-- START OF Dataset content --

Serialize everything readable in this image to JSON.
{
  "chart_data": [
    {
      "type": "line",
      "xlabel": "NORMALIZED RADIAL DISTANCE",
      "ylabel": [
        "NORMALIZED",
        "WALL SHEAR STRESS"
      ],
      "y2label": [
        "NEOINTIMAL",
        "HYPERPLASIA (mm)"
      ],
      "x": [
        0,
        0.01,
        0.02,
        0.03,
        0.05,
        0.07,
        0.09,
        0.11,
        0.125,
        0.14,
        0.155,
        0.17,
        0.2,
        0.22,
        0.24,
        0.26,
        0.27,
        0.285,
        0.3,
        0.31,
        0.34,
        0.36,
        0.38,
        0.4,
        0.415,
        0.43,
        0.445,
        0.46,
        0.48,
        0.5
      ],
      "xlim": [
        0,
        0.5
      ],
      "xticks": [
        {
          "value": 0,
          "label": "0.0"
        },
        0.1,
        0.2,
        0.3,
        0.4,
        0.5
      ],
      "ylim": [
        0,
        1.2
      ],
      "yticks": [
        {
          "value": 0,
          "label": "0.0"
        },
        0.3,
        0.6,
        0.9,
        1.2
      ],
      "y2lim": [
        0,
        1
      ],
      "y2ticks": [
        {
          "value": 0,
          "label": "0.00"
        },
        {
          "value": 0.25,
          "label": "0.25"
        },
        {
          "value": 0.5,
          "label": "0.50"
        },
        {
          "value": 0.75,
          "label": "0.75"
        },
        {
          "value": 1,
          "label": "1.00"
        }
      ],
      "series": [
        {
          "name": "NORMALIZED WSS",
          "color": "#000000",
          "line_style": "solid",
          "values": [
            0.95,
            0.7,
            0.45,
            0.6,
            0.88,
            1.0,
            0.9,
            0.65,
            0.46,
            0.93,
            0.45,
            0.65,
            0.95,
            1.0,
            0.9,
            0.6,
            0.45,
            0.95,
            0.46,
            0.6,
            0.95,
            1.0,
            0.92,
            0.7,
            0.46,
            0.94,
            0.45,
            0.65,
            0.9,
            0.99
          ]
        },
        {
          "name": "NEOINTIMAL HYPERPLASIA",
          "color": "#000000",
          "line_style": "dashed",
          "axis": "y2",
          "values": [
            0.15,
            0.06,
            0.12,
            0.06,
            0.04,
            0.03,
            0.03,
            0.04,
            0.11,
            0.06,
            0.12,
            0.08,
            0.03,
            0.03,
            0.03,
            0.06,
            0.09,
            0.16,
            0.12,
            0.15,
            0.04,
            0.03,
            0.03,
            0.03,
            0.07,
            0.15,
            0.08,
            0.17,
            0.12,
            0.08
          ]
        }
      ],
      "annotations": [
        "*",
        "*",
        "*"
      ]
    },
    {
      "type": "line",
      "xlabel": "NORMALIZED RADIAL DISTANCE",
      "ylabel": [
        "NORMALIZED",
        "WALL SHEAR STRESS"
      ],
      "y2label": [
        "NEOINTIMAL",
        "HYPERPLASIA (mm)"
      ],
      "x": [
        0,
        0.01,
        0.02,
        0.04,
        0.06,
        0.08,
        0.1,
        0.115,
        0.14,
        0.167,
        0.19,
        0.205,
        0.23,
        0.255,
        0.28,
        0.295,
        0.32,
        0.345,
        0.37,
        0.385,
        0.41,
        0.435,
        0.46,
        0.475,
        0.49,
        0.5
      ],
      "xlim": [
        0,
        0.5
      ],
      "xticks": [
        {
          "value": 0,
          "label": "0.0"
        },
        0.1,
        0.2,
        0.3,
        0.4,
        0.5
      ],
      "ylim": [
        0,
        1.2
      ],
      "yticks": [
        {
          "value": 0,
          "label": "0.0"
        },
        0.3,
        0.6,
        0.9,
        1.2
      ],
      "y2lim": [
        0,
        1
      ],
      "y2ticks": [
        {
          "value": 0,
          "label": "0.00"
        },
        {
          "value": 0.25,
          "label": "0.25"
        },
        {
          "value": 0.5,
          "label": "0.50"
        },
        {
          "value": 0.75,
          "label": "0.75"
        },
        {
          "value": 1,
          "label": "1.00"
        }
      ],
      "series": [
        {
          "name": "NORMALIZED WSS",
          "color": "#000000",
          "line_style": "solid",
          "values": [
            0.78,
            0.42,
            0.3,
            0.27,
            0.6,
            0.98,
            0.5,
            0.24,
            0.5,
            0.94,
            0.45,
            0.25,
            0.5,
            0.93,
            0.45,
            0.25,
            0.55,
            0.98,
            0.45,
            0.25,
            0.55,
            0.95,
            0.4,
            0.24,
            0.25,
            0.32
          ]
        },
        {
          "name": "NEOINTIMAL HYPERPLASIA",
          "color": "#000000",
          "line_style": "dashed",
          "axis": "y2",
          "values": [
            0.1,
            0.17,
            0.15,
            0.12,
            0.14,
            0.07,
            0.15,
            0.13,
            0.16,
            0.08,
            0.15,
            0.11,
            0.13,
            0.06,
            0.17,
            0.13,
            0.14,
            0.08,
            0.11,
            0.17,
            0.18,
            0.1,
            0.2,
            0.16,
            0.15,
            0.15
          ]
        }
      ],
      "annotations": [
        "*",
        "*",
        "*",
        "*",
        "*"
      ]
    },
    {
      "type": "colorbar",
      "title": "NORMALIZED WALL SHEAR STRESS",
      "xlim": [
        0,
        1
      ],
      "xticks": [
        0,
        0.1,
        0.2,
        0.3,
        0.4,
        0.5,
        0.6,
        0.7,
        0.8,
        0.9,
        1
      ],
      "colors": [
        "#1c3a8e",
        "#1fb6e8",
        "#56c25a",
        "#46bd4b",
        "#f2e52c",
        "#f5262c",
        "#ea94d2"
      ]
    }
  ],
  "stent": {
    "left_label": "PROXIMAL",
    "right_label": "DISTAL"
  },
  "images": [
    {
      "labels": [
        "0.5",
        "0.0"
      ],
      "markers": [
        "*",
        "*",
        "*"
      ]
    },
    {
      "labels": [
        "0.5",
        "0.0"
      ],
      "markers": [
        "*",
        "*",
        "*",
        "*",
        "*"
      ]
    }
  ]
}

-- END OF Dataset content --

Problem requirements: All of the data needs to be reproduced exactly, with no line missing.

Correct answer:
Serialize everything readable in this image to JSON.
{
  "chart_data": [
    {
      "type": "line",
      "xlabel": "NORMALIZED RADIAL DISTANCE",
      "ylabel": [
        "NORMALIZED",
        "WALL SHEAR STRESS"
      ],
      "y2label": [
        "NEOINTIMAL",
        "HYPERPLASIA (mm)"
      ],
      "x": [
        0,
        0.01,
        0.02,
        0.03,
        0.05,
        0.07,
        0.09,
        0.11,
        0.125,
        0.14,
        0.155,
        0.17,
        0.2,
        0.22,
        0.24,
        0.26,
        0.27,
        0.285,
        0.3,
        0.31,
        0.34,
        0.36,
        0.38,
        0.4,
        0.415,
        0.43,
        0.445,
        0.46,
        0.48,
        0.5
      ],
      "xlim": [
        0,
        0.5
      ],
      "xticks": [
        {
          "value": 0,
          "label": "0.0"
        },
        0.1,
        0.2,
        0.3,
        0.4,
        0.5
      ],
      "ylim": [
        0,
        1.2
      ],
      "yticks": [
        {
          "value": 0,
          "label": "0.0"
        },
        0.3,
        0.6,
        0.9,
        1.2
      ],
      "y2lim": [
        0,
        1
      ],
      "y2ticks": [
        {
          "value": 0,
          "label": "0.00"
        },
        {
          "value": 0.25,
          "label": "0.25"
        },
        {
          "value": 0.5,
          "label": "0.50"
        },
        {
          "value": 0.75,
          "label": "0.75"
        },
        {
          "value": 1,
          "label": "1.00"
        }
      ],
      "series": [
        {
          "name": "NORMALIZED WSS",
          "color": "#000000",
          "line_style": "solid",
          "values": [
            0.95,
            0.7,
            0.45,
            0.6,
            0.88,
            1.0,
            0.9,
            0.65,
            0.46,
            0.93,
            0.45,
            0.65,
            0.95,
            1.0,
            0.9,
            0.6,
            0.45,
            0.95,
            0.46,
            0.6,
            0.95,
            1.0,
            0.92,
            0.7,
            0.46,
            0.94,
            0.45,
            0.65,
            0.9,
            0.99
          ]
        },
        {
          "name": "NEOINTIMAL HYPERPLASIA",
          "color": "#000000",
          "line_style": "dashed",
          "axis": "y2",
          "values": [
            0.15,
            0.06,
            0.12,
            0.06,
            0.04,
            0.03,
            0.03,
            0.04,
            0.11,
            0.06,
            0.12,
            0.08,
            0.03,
            0.03,
            0.03,
            0.06,
            0.09,
            0.16,
            0.12,
            0.15,
            0.04,
            0.03,
            0.03,
            0.03,
            0.07,
            0.15,
            0.08,
            0.17,
            0.12,
            0.08
          ]
        }
      ],
      "annotations": [
        "*",
        "*",
        "*"
      ]
    },
    {
      "type": "line",
      "xlabel": "NORMALIZED RADIAL DISTANCE",
      "ylabel": [
        "NORMALIZED",
        "WALL SHEAR STRESS"
      ],
      "y2label": [
        "NEOINTIMAL",
        "HYPERPLASIA (mm)"
      ],
      "x": [
        0,
        0.01,
        0.02,
        0.04,
        0.06,
        0.08,
        0.1,
        0.115,
        0.14,
        0.167,
        0.19,
        0.205,
        0.23,
        0.255,
        0.28,
        0.295,
        0.32,
        0.345,
        0.37,
        0.385,
        0.41,
        0.435,
        0.46,
        0.475,
        0.49,
        0.5
      ],
      "xlim": [
        0,
        0.5
      ],
      "xticks": [
        {
          "value": 0,
          "label": "0.0"
        },
        0.1,
        0.2,
        0.3,
        0.4,
        0.5
      ],
      "ylim": [
        0,
        1.2
      ],
      "yticks": [
        {
          "value": 0,
          "label": "0.0"
        },
        0.3,
        0.6,
        0.9,
        1.2
      ],
      "y2lim": [
        0,
        1
      ],
      "y2ticks": [
        {
          "value": 0,
          "label": "0.00"
        },
        {
          "value": 0.25,
          "label": "0.25"
        },
        {
          "value": 0.5,
          "label": "0.50"
        },
        {
          "value": 0.75,
          "label": "0.75"
        },
        {
          "value": 1,
          "label": "1.00"
        }
      ],
      "series": [
        {
          "name": "NORMALIZED WSS",
          "color": "#000000",
          "line_style": "solid",
          "values": [
            0.78,
            0.42,
            0.3,
            0.27,
            0.6,
            0.98,
            0.5,
            0.24,
            0.5,
            0.94,
            0.45,
            0.25,
            0.5,
            0.93,
            0.45,
            0.25,
            0.55,
            0.98,
            0.45,
            0.25,
            0.55,
            0.95,
            0.4,
            0.24,
            0.25,
            0.32
          ]
        },
        {
          "name": "NEOINTIMAL HYPERPLASIA",
          "color": "#000000",
          "line_style": "dashed",
          "axis": "y2",
          "values": [
            0.1,
            0.17,
            0.15,
            0.12,
            0.14,
            0.07,
            0.15,
            0.13,
            0.16,
            0.08,
            0.15,
            0.11,
            0.13,
            0.06,
            0.17,
            0.13,
            0.14,
            0.08,
            0.11,
            0.17,
            0.18,
            0.1,
            0.2,
            0.16,
            0.15,
            0.15
          ]
        }
      ],
      "annotations": [
        "*",
        "*",
        "*",
        "*",
        "*"
      ]
    },
    {
      "type": "colorbar",
      "title": "NORMALIZED WALL SHEAR STRESS",
      "xlim": [
        0,
        1
      ],
      "xticks": [
        0,
        0.1,
        0.2,
        0.3,
        0.4,
        0.5,
        0.6,
        0.7,
        0.8,
        0.9,
        1
      ],
      "colors": [
        "#1c3a8e",
        "#1fb6e8",
        "#56c25a",
        "#46bd4b",
        "#f2e52c",
        "#f5262c",
        "#ea94d2"
      ]
    }
  ],
  "stent": {
    "left_label": "PROXIMAL",
    "right_label": "DISTAL"
  },
  "images": [
    {
      "labels": [
        "0.5",
        "0.0"
      ],
      "markers": [
        "*",
        "*",
        "*"
      ]
    },
    {
      "labels": [
        "0.5",
        "0.0"
      ],
      "markers": [
        "*",
        "*",
        "*",
        "*",
        "*"
      ]
    }
  ]
}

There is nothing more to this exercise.